## [Your assignment]
Return the entries exactly. Images are not part of the copy.

# # # # # # #

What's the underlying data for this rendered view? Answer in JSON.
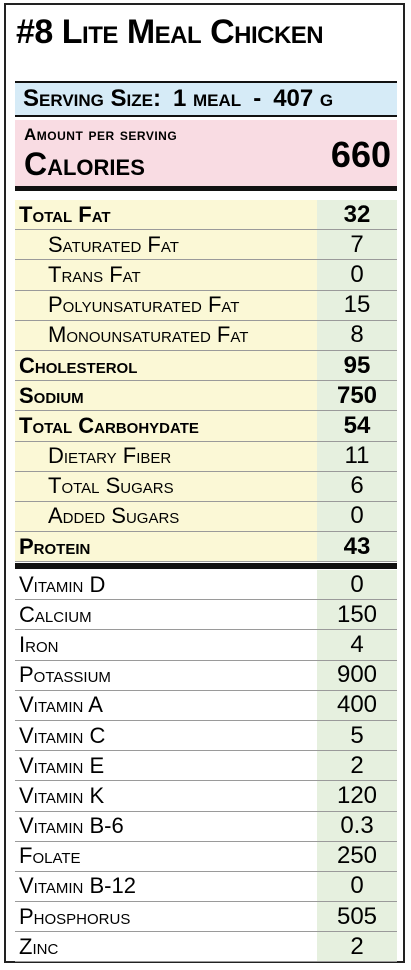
{
  "colors": {
    "serving_bg": "#d6ebf7",
    "calories_bg": "#f9dce3",
    "nutrient_label_bg": "#fbf8d6",
    "value_bg": "#e6f0df",
    "border": "#111111"
  },
  "title": "#8 Lite Meal Chicken",
  "serving": {
    "label": "Serving Size:",
    "amount": "1 meal",
    "dash": "-",
    "grams": "407 g"
  },
  "calories": {
    "amount_label": "Amount per serving",
    "label": "Calories",
    "value": "660"
  },
  "nutrients": [
    {
      "label": "Total Fat",
      "value": "32",
      "bold": true,
      "indent": false
    },
    {
      "label": "Saturated Fat",
      "value": "7",
      "bold": false,
      "indent": true
    },
    {
      "label": "Trans Fat",
      "value": "0",
      "bold": false,
      "indent": true
    },
    {
      "label": "Polyunsaturated Fat",
      "value": "15",
      "bold": false,
      "indent": true
    },
    {
      "label": "Monounsaturated Fat",
      "value": "8",
      "bold": false,
      "indent": true
    },
    {
      "label": "Cholesterol",
      "value": "95",
      "bold": true,
      "indent": false
    },
    {
      "label": "Sodium",
      "value": "750",
      "bold": true,
      "indent": false
    },
    {
      "label": "Total Carbohydate",
      "value": "54",
      "bold": true,
      "indent": false
    },
    {
      "label": "Dietary Fiber",
      "value": "11",
      "bold": false,
      "indent": true
    },
    {
      "label": "Total Sugars",
      "value": "6",
      "bold": false,
      "indent": true
    },
    {
      "label": "Added Sugars",
      "value": "0",
      "bold": false,
      "indent": true
    },
    {
      "label": "Protein",
      "value": "43",
      "bold": true,
      "indent": false
    }
  ],
  "vitamins": [
    {
      "label": "Vitamin D",
      "value": "0"
    },
    {
      "label": "Calcium",
      "value": "150"
    },
    {
      "label": "Iron",
      "value": "4"
    },
    {
      "label": "Potassium",
      "value": "900"
    },
    {
      "label": "Vitamin A",
      "value": "400"
    },
    {
      "label": "Vitamin C",
      "value": "5"
    },
    {
      "label": "Vitamin E",
      "value": "2"
    },
    {
      "label": "Vitamin K",
      "value": "120"
    },
    {
      "label": "Vitamin B-6",
      "value": "0.3"
    },
    {
      "label": "Folate",
      "value": "250"
    },
    {
      "label": "Vitamin B-12",
      "value": "0"
    },
    {
      "label": "Phosphorus",
      "value": "505"
    },
    {
      "label": "Zinc",
      "value": "2"
    }
  ]
}
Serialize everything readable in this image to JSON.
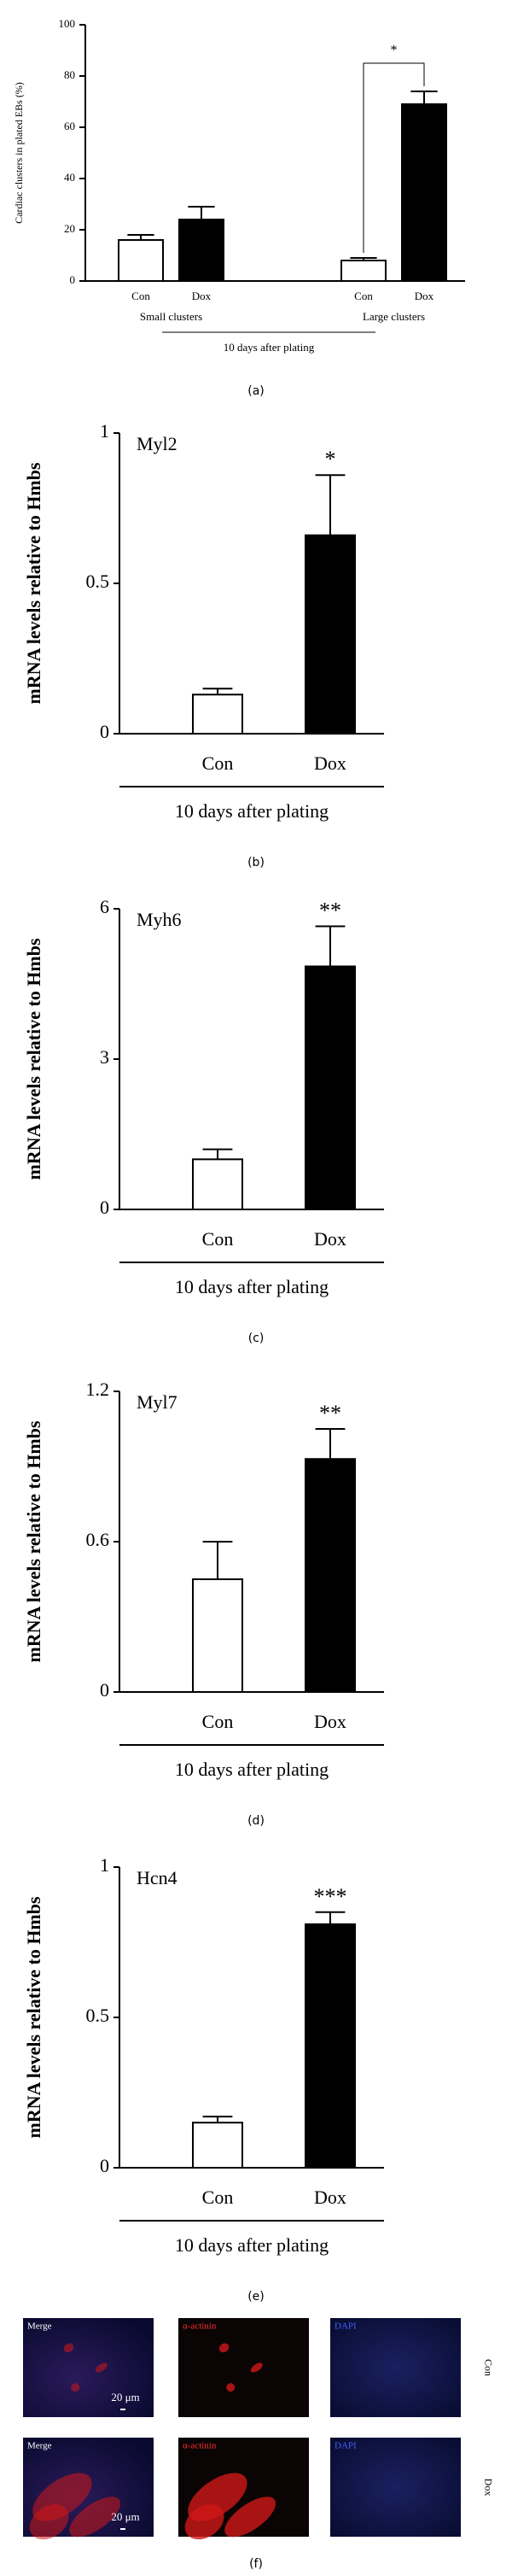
{
  "chart_data": [
    {
      "type": "bar",
      "panel_label": "(a)",
      "ylabel": "Cardiac clusters in plated EBs (%)",
      "categories": [
        "Con",
        "Dox",
        "Con",
        "Dox"
      ],
      "groups": [
        "Small clusters",
        "Large clusters"
      ],
      "xlabel": "10 days after plating",
      "values": [
        16,
        24,
        8,
        69
      ],
      "errors": [
        2,
        5,
        1,
        5
      ],
      "colors": [
        "#ffffff",
        "#000000",
        "#ffffff",
        "#000000"
      ],
      "significance": [
        null,
        null,
        null,
        "*"
      ],
      "ylim": [
        0,
        100
      ],
      "yticks": [
        0,
        20,
        40,
        60,
        80,
        100
      ]
    },
    {
      "type": "bar",
      "panel_label": "(b)",
      "gene": "Myl2",
      "ylabel": "mRNA levels relative to Hmbs",
      "categories": [
        "Con",
        "Dox"
      ],
      "xlabel": "10 days after plating",
      "values": [
        0.13,
        0.66
      ],
      "errors": [
        0.02,
        0.2
      ],
      "colors": [
        "#ffffff",
        "#000000"
      ],
      "significance": [
        null,
        "*"
      ],
      "ylim": [
        0,
        1
      ],
      "yticks": [
        0,
        0.5,
        1
      ]
    },
    {
      "type": "bar",
      "panel_label": "(c)",
      "gene": "Myh6",
      "ylabel": "mRNA levels relative to Hmbs",
      "categories": [
        "Con",
        "Dox"
      ],
      "xlabel": "10 days after plating",
      "values": [
        1.0,
        4.85
      ],
      "errors": [
        0.2,
        0.8
      ],
      "colors": [
        "#ffffff",
        "#000000"
      ],
      "significance": [
        null,
        "**"
      ],
      "ylim": [
        0,
        6
      ],
      "yticks": [
        0,
        3,
        6
      ]
    },
    {
      "type": "bar",
      "panel_label": "(d)",
      "gene": "Myl7",
      "ylabel": "mRNA levels relative to Hmbs",
      "categories": [
        "Con",
        "Dox"
      ],
      "xlabel": "10 days after plating",
      "values": [
        0.45,
        0.93
      ],
      "errors": [
        0.15,
        0.12
      ],
      "colors": [
        "#ffffff",
        "#000000"
      ],
      "significance": [
        null,
        "**"
      ],
      "ylim": [
        0,
        1.2
      ],
      "yticks": [
        0,
        0.6,
        1.2
      ]
    },
    {
      "type": "bar",
      "panel_label": "(e)",
      "gene": "Hcn4",
      "ylabel": "mRNA levels relative to Hmbs",
      "categories": [
        "Con",
        "Dox"
      ],
      "xlabel": "10 days after plating",
      "values": [
        0.15,
        0.81
      ],
      "errors": [
        0.02,
        0.04
      ],
      "colors": [
        "#ffffff",
        "#000000"
      ],
      "significance": [
        null,
        "***"
      ],
      "ylim": [
        0,
        1
      ],
      "yticks": [
        0,
        0.5,
        1
      ]
    }
  ],
  "panel_f": {
    "label": "(f)",
    "rows": [
      {
        "condition": "Con",
        "images": [
          "Merge",
          "α-actinin",
          "DAPI"
        ],
        "scale_bar": "20 μm"
      },
      {
        "condition": "Dox",
        "images": [
          "Merge",
          "α-actinin",
          "DAPI"
        ],
        "scale_bar": "20 μm"
      }
    ]
  }
}
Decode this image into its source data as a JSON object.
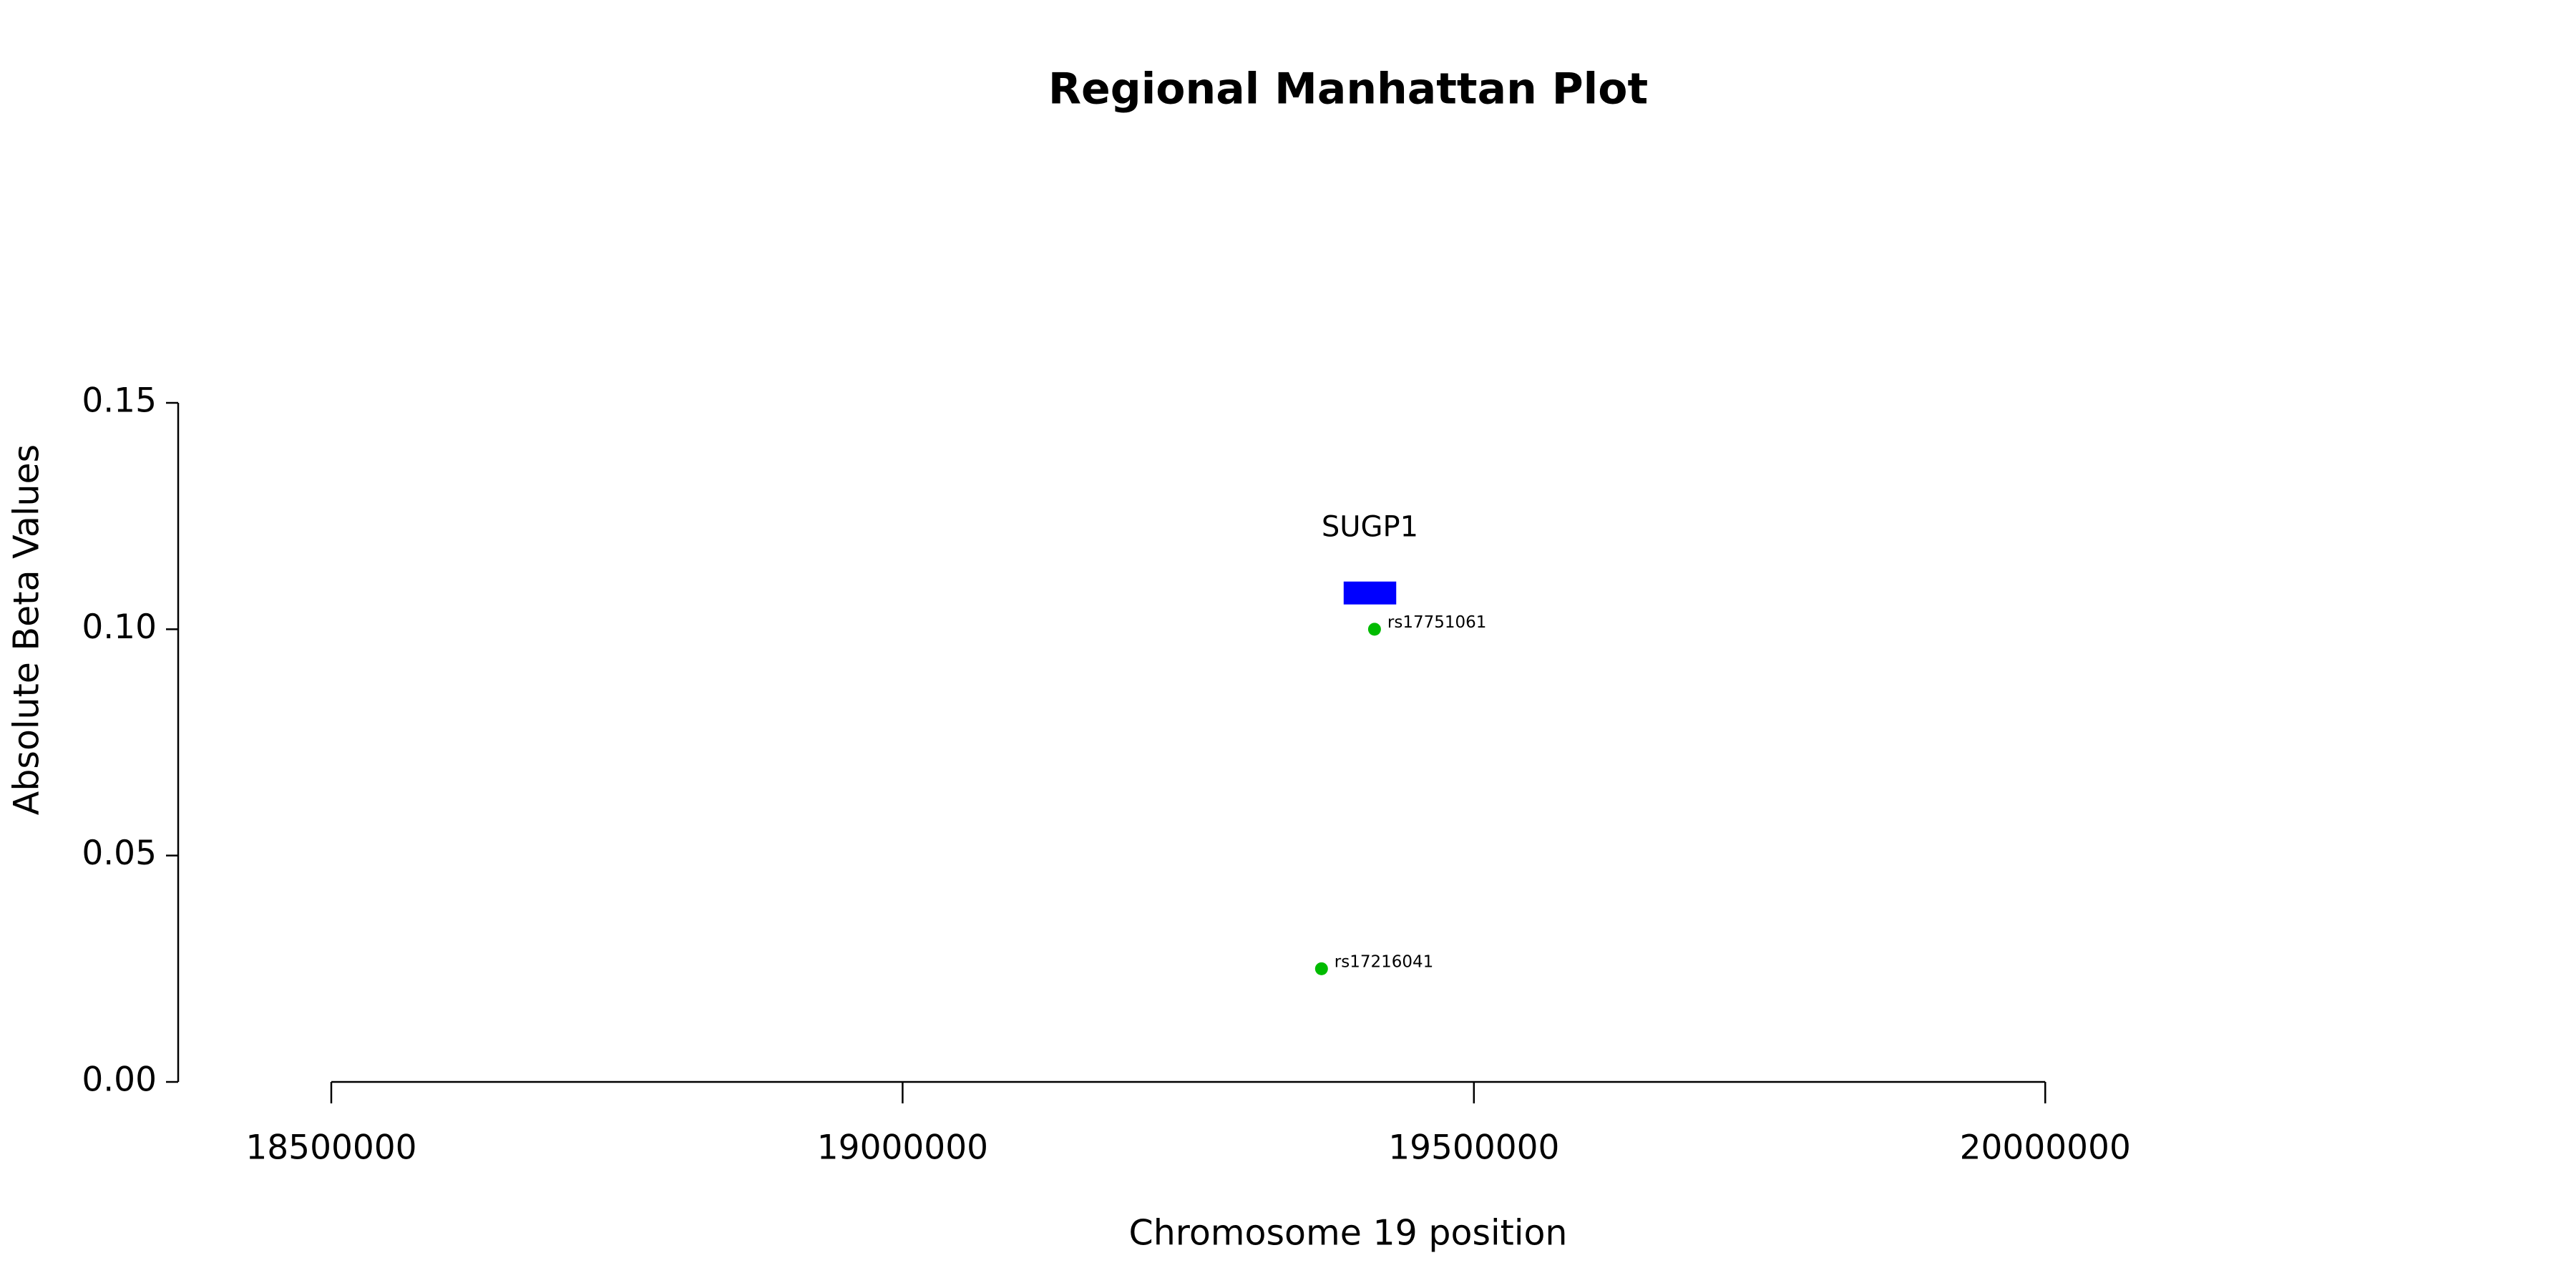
{
  "chart_data": {
    "type": "scatter",
    "title": "Regional Manhattan Plot",
    "x_label": "Chromosome 19 position",
    "y_label": "Absolute Beta Values",
    "x": [
      19366600,
      19413000
    ],
    "values": [
      0.025,
      0.1
    ],
    "point_labels": [
      "rs17216041",
      "rs17751061"
    ],
    "color": "#00bb00",
    "genes": [
      {
        "name": "SUGP1",
        "start": 19386000,
        "end": 19432000,
        "y": 0.108,
        "color": "#0000ff"
      }
    ],
    "xlim": [
      18366000,
      20395000
    ],
    "xticks": [
      18500000,
      19000000,
      19500000,
      20000000
    ],
    "ylim": [
      0,
      0.15
    ],
    "yticks": [
      {
        "value": 0,
        "label": "0.00"
      },
      {
        "value": 0.05,
        "label": "0.05"
      },
      {
        "value": 0.1,
        "label": "0.10"
      },
      {
        "value": 0.15,
        "label": "0.15"
      }
    ],
    "grid": false
  }
}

# # # # # # #

## [Output of the task]
What's the underlying data for this rendered view? Answer in JSON.
{
  "colors": {
    "serving_bg": "#d6ebf7",
    "calories_bg": "#f9dce3",
    "nutrient_label_bg": "#fbf8d6",
    "value_bg": "#e6f0df",
    "border": "#111111"
  },
  "title": "#8 Lite Meal Chicken",
  "serving": {
    "label": "Serving Size:",
    "amount": "1 meal",
    "dash": "-",
    "grams": "407 g"
  },
  "calories": {
    "amount_label": "Amount per serving",
    "label": "Calories",
    "value": "660"
  },
  "nutrients": [
    {
      "label": "Total Fat",
      "value": "32",
      "bold": true,
      "indent": false
    },
    {
      "label": "Saturated Fat",
      "value": "7",
      "bold": false,
      "indent": true
    },
    {
      "label": "Trans Fat",
      "value": "0",
      "bold": false,
      "indent": true
    },
    {
      "label": "Polyunsaturated Fat",
      "value": "15",
      "bold": false,
      "indent": true
    },
    {
      "label": "Monounsaturated Fat",
      "value": "8",
      "bold": false,
      "indent": true
    },
    {
      "label": "Cholesterol",
      "value": "95",
      "bold": true,
      "indent": false
    },
    {
      "label": "Sodium",
      "value": "750",
      "bold": true,
      "indent": false
    },
    {
      "label": "Total Carbohydate",
      "value": "54",
      "bold": true,
      "indent": false
    },
    {
      "label": "Dietary Fiber",
      "value": "11",
      "bold": false,
      "indent": true
    },
    {
      "label": "Total Sugars",
      "value": "6",
      "bold": false,
      "indent": true
    },
    {
      "label": "Added Sugars",
      "value": "0",
      "bold": false,
      "indent": true
    },
    {
      "label": "Protein",
      "value": "43",
      "bold": true,
      "indent": false
    }
  ],
  "vitamins": [
    {
      "label": "Vitamin D",
      "value": "0"
    },
    {
      "label": "Calcium",
      "value": "150"
    },
    {
      "label": "Iron",
      "value": "4"
    },
    {
      "label": "Potassium",
      "value": "900"
    },
    {
      "label": "Vitamin A",
      "value": "400"
    },
    {
      "label": "Vitamin C",
      "value": "5"
    },
    {
      "label": "Vitamin E",
      "value": "2"
    },
    {
      "label": "Vitamin K",
      "value": "120"
    },
    {
      "label": "Vitamin B-6",
      "value": "0.3"
    },
    {
      "label": "Folate",
      "value": "250"
    },
    {
      "label": "Vitamin B-12",
      "value": "0"
    },
    {
      "label": "Phosphorus",
      "value": "505"
    },
    {
      "label": "Zinc",
      "value": "2"
    }
  ]
}
Serialize everything readable in this image to JSON.
{
  "chart_data": [
    {
      "type": "bar",
      "panel_label": "(a)",
      "ylabel": "Cardiac clusters in plated EBs (%)",
      "categories": [
        "Con",
        "Dox",
        "Con",
        "Dox"
      ],
      "groups": [
        "Small clusters",
        "Large clusters"
      ],
      "xlabel": "10 days after plating",
      "values": [
        16,
        24,
        8,
        69
      ],
      "errors": [
        2,
        5,
        1,
        5
      ],
      "colors": [
        "#ffffff",
        "#000000",
        "#ffffff",
        "#000000"
      ],
      "significance": [
        null,
        null,
        null,
        "*"
      ],
      "ylim": [
        0,
        100
      ],
      "yticks": [
        0,
        20,
        40,
        60,
        80,
        100
      ]
    },
    {
      "type": "bar",
      "panel_label": "(b)",
      "gene": "Myl2",
      "ylabel": "mRNA levels relative to Hmbs",
      "categories": [
        "Con",
        "Dox"
      ],
      "xlabel": "10 days after plating",
      "values": [
        0.13,
        0.66
      ],
      "errors": [
        0.02,
        0.2
      ],
      "colors": [
        "#ffffff",
        "#000000"
      ],
      "significance": [
        null,
        "*"
      ],
      "ylim": [
        0,
        1
      ],
      "yticks": [
        0,
        0.5,
        1
      ]
    },
    {
      "type": "bar",
      "panel_label": "(c)",
      "gene": "Myh6",
      "ylabel": "mRNA levels relative to Hmbs",
      "categories": [
        "Con",
        "Dox"
      ],
      "xlabel": "10 days after plating",
      "values": [
        1.0,
        4.85
      ],
      "errors": [
        0.2,
        0.8
      ],
      "colors": [
        "#ffffff",
        "#000000"
      ],
      "significance": [
        null,
        "**"
      ],
      "ylim": [
        0,
        6
      ],
      "yticks": [
        0,
        3,
        6
      ]
    },
    {
      "type": "bar",
      "panel_label": "(d)",
      "gene": "Myl7",
      "ylabel": "mRNA levels relative to Hmbs",
      "categories": [
        "Con",
        "Dox"
      ],
      "xlabel": "10 days after plating",
      "values": [
        0.45,
        0.93
      ],
      "errors": [
        0.15,
        0.12
      ],
      "colors": [
        "#ffffff",
        "#000000"
      ],
      "significance": [
        null,
        "**"
      ],
      "ylim": [
        0,
        1.2
      ],
      "yticks": [
        0,
        0.6,
        1.2
      ]
    },
    {
      "type": "bar",
      "panel_label": "(e)",
      "gene": "Hcn4",
      "ylabel": "mRNA levels relative to Hmbs",
      "categories": [
        "Con",
        "Dox"
      ],
      "xlabel": "10 days after plating",
      "values": [
        0.15,
        0.81
      ],
      "errors": [
        0.02,
        0.04
      ],
      "colors": [
        "#ffffff",
        "#000000"
      ],
      "significance": [
        null,
        "***"
      ],
      "ylim": [
        0,
        1
      ],
      "yticks": [
        0,
        0.5,
        1
      ]
    }
  ],
  "panel_f": {
    "label": "(f)",
    "rows": [
      {
        "condition": "Con",
        "images": [
          "Merge",
          "α-actinin",
          "DAPI"
        ],
        "scale_bar": "20 μm"
      },
      {
        "condition": "Dox",
        "images": [
          "Merge",
          "α-actinin",
          "DAPI"
        ],
        "scale_bar": "20 μm"
      }
    ]
  }
}
Decode this image into its source data as a JSON object.
{
  "chart_data": {
    "type": "scatter",
    "title": "Regional Manhattan Plot",
    "x_label": "Chromosome 19 position",
    "y_label": "Absolute Beta Values",
    "x": [
      19366600,
      19413000
    ],
    "values": [
      0.025,
      0.1
    ],
    "point_labels": [
      "rs17216041",
      "rs17751061"
    ],
    "color": "#00bb00",
    "genes": [
      {
        "name": "SUGP1",
        "start": 19386000,
        "end": 19432000,
        "y": 0.108,
        "color": "#0000ff"
      }
    ],
    "xlim": [
      18366000,
      20395000
    ],
    "xticks": [
      18500000,
      19000000,
      19500000,
      20000000
    ],
    "ylim": [
      0,
      0.15
    ],
    "yticks": [
      {
        "value": 0,
        "label": "0.00"
      },
      {
        "value": 0.05,
        "label": "0.05"
      },
      {
        "value": 0.1,
        "label": "0.10"
      },
      {
        "value": 0.15,
        "label": "0.15"
      }
    ],
    "grid": false
  }
}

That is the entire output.